DATA PROVIDED:
================
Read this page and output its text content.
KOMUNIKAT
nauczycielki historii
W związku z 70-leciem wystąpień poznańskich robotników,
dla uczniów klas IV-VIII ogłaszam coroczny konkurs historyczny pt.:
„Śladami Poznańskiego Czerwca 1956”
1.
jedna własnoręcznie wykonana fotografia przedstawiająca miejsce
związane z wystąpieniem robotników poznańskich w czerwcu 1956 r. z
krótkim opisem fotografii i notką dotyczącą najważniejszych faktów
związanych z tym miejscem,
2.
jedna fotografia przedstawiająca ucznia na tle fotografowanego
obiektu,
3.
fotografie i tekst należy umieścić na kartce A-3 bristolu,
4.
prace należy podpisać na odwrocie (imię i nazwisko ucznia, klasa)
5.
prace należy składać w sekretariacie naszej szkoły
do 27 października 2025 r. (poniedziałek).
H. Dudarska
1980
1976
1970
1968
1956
================
SHORT PROBLEM: Print every entry exactly as written.

CORRECT RESPONSE:
Read this page and output its text content.
KOMUNIKAT
nauczycielki historii
W związku z 70-leciem wystąpień poznańskich robotników,
dla uczniów klas IV-VIII ogłaszam coroczny konkurs historyczny pt.:
„Śladami Poznańskiego Czerwca 1956”
1.
jedna własnoręcznie wykonana fotografia przedstawiająca miejsce
związane z wystąpieniem robotników poznańskich w czerwcu 1956 r. z
krótkim opisem fotografii i notką dotyczącą najważniejszych faktów
związanych z tym miejscem,
2.
jedna fotografia przedstawiająca ucznia na tle fotografowanego
obiektu,
3.
fotografie i tekst należy umieścić na kartce A-3 bristolu,
4.
prace należy podpisać na odwrocie (imię i nazwisko ucznia, klasa)
5.
prace należy składać w sekretariacie naszej szkoły
do 27 października 2025 r. (poniedziałek).
H. Dudarska
1980
1976
1970
1968
1956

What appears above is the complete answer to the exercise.